_Direction:_
Rewrite the entries below as a JSON list of strings with one string per line, skipping blank lines and leaving out the pictures.

### Raw data ###

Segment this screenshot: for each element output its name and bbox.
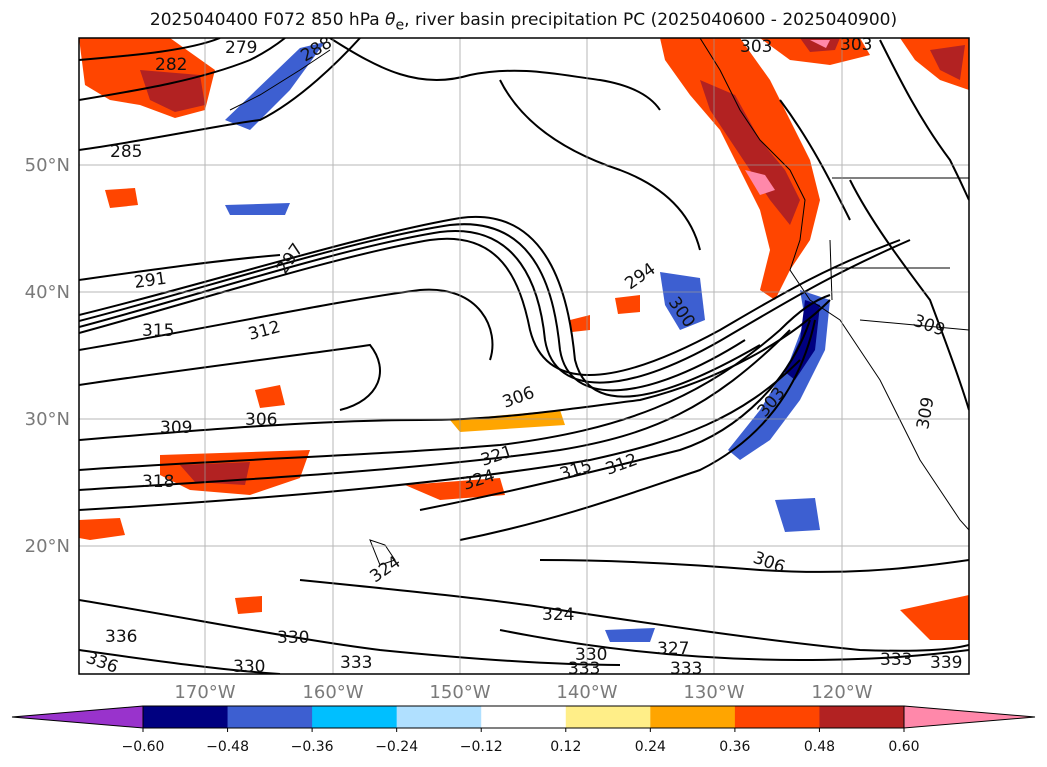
contour-label: 318 <box>142 472 174 492</box>
latitude-labels: 50°N 40°N 30°N 20°N <box>25 155 70 557</box>
colorbar-swatch <box>819 706 905 728</box>
longitude-labels: 170°W 160°W 150°W 140°W 130°W 120°W <box>174 682 872 703</box>
colorbar-tick-label: 0.60 <box>888 739 919 755</box>
colorbar-swatch <box>396 706 482 728</box>
precip-positive-shading <box>79 38 969 640</box>
colorbar-swatch <box>227 706 313 728</box>
lon-label-150w: 150°W <box>429 682 490 703</box>
contour-label: 306 <box>245 410 277 430</box>
map-background <box>79 38 969 674</box>
colorbar-tick-label: 0.12 <box>550 739 581 755</box>
contour-label: 333 <box>880 650 912 670</box>
contour-label: 291 <box>133 269 168 293</box>
gridlines <box>79 38 969 674</box>
colorbar-tick-label: −0.36 <box>291 739 334 755</box>
contour-label: 330 <box>575 645 607 665</box>
lon-label-120w: 120°W <box>811 682 872 703</box>
lon-label-170w: 170°W <box>174 682 235 703</box>
contour-label: 336 <box>105 627 137 647</box>
contour-label: 330 <box>277 628 309 648</box>
colorbar-swatch <box>143 706 229 728</box>
contour-label: 324 <box>542 605 574 625</box>
contour-label: 333 <box>568 659 600 679</box>
colorbar-swatch <box>650 706 736 728</box>
colorbar-swatch <box>734 706 820 728</box>
lat-label-50n: 50°N <box>25 155 70 176</box>
lon-label-130w: 130°W <box>683 682 744 703</box>
contour-label: 315 <box>142 321 174 341</box>
lon-label-140w: 140°W <box>556 682 617 703</box>
colorbar-swatch <box>312 706 398 728</box>
contour-label: 330 <box>233 657 265 677</box>
colorbar-extend-max <box>903 705 1036 729</box>
coastlines <box>229 38 969 566</box>
lat-label-30n: 30°N <box>25 409 70 430</box>
colorbar-tick-label: −0.12 <box>460 739 503 755</box>
contour-label: 303 <box>840 35 872 55</box>
colorbar: −0.60 −0.48 −0.36 −0.24 −0.12 0.12 0.24 0.36 0.4… <box>11 705 1036 755</box>
contour-label: 309 <box>160 418 192 438</box>
colorbar-frame <box>142 705 905 729</box>
contour-label: 285 <box>110 142 142 162</box>
contour-label: 333 <box>340 653 372 673</box>
contour-label: 282 <box>155 55 187 75</box>
colorbar-tick-label: 0.24 <box>635 739 666 755</box>
colorbar-tick-label: −0.48 <box>206 739 249 755</box>
colorbar-swatch <box>565 706 651 728</box>
colorbar-tick-label: −0.60 <box>122 739 165 755</box>
contour-label: 339 <box>930 653 962 673</box>
colorbar-tick-label: 0.48 <box>804 739 835 755</box>
colorbar-tick-label: −0.24 <box>375 739 418 755</box>
lon-label-160w: 160°W <box>302 682 363 703</box>
chart-title: 2025040400 F072 850 hPa θe, river basin … <box>149 10 898 34</box>
contour-label: 327 <box>657 639 689 659</box>
lat-label-40n: 40°N <box>25 282 70 303</box>
colorbar-tick-label: 0.36 <box>719 739 750 755</box>
theta-e-contours <box>79 38 969 674</box>
lat-label-20n: 20°N <box>25 536 70 557</box>
colorbar-extend-min <box>11 705 144 729</box>
contour-label: 333 <box>670 659 702 679</box>
contour-label: 279 <box>225 38 257 58</box>
contour-label: 303 <box>740 37 772 57</box>
colorbar-swatch <box>481 706 567 728</box>
map-frame <box>78 37 970 675</box>
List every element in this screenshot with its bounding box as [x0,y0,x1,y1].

###

_Task response:_
[
  "Segment this screenshot: for each element output its name and bbox.",
  "contour-label: 318 <box>142 472 174 492</box>",
  "latitude-labels: 50°N 40°N 30°N 20°N <box>25 155 70 557</box>",
  "colorbar-swatch <box>819 706 905 728</box>",
  "longitude-labels: 170°W 160°W 150°W 140°W 130°W 120°W <box>174 682 872 703</box>",
  "colorbar-tick-label: 0.60 <box>888 739 919 755</box>",
  "colorbar-swatch <box>396 706 482 728</box>",
  "precip-positive-shading <box>79 38 969 640</box>",
  "colorbar-swatch <box>227 706 313 728</box>",
  "lon-label-150w: 150°W <box>429 682 490 703</box>",
  "contour-label: 306 <box>245 410 277 430</box>",
  "map-background <box>79 38 969 674</box>",
  "colorbar-tick-label: 0.12 <box>550 739 581 755</box>",
  "contour-label: 333 <box>880 650 912 670</box>",
  "contour-label: 291 <box>133 269 168 293</box>",
  "gridlines <box>79 38 969 674</box>",
  "colorbar-tick-label: −0.36 <box>291 739 334 755</box>",
  "contour-label: 330 <box>575 645 607 665</box>",
  "lon-label-120w: 120°W <box>811 682 872 703</box>",
  "lon-label-170w: 170°W <box>174 682 235 703</box>",
  "contour-label: 336 <box>105 627 137 647</box>",
  "contour-label: 330 <box>277 628 309 648</box>",
  "colorbar-swatch <box>143 706 229 728</box>",
  "contour-label: 324 <box>542 605 574 625</box>",
  "contour-label: 333 <box>568 659 600 679</box>",
  "colorbar-swatch <box>650 706 736 728</box>",
  "colorbar-swatch <box>734 706 820 728</box>",
  "lat-label-50n: 50°N <box>25 155 70 176</box>",
  "lon-label-130w: 130°W <box>683 682 744 703</box>",
  "contour-label: 315 <box>142 321 174 341</box>",
  "lon-label-140w: 140°W <box>556 682 617 703</box>",
  "colorbar-swatch <box>312 706 398 728</box>",
  "contour-label: 330 <box>233 657 265 677</box>",
  "colorbar-extend-max <box>903 705 1036 729</box>",
  "coastlines <box>229 38 969 566</box>",
  "lat-label-30n: 30°N <box>25 409 70 430</box>",
  "colorbar-tick-label: −0.12 <box>460 739 503 755</box>",
  "contour-label: 303 <box>840 35 872 55</box>",
  "colorbar: −0.60 −0.48 −0.36 −0.24 −0.12 0.12 0.24 0.36 0.4… <box>11 705 1036 755</box>",
  "contour-label: 309 <box>160 418 192 438</box>",
  "colorbar-frame <box>142 705 905 729</box>",
  "contour-label: 285 <box>110 142 142 162</box>",
  "contour-label: 333 <box>340 653 372 673</box>",
  "contour-label: 282 <box>155 55 187 75</box>",
  "colorbar-tick-label: 0.24 <box>635 739 666 755</box>",
  "colorbar-tick-label: −0.48 <box>206 739 249 755</box>",
  "colorbar-swatch <box>565 706 651 728</box>",
  "colorbar-tick-label: −0.60 <box>122 739 165 755</box>",
  "contour-label: 339 <box>930 653 962 673</box>",
  "colorbar-tick-label: 0.48 <box>804 739 835 755</box>",
  "colorbar-tick-label: −0.24 <box>375 739 418 755</box>",
  "lon-label-160w: 160°W <box>302 682 363 703</box>",
  "chart-title: 2025040400 F072 850 hPa θe, river basin … <box>149 10 898 34</box>",
  "contour-label: 327 <box>657 639 689 659</box>",
  "lat-label-40n: 40°N <box>25 282 70 303</box>",
  "colorbar-tick-label: 0.36 <box>719 739 750 755</box>",
  "theta-e-contours <box>79 38 969 674</box>",
  "lat-label-20n: 20°N <box>25 536 70 557</box>",
  "colorbar-extend-min <box>11 705 144 729</box>",
  "contour-label: 333 <box>670 659 702 679</box>",
  "contour-label: 279 <box>225 38 257 58</box>",
  "contour-label: 303 <box>740 37 772 57</box>",
  "colorbar-swatch <box>481 706 567 728</box>",
  "map-frame <box>78 37 970 675</box>",
  "List every element in this screenshot with its bounding box as [x0,y0,x1,y1]."
]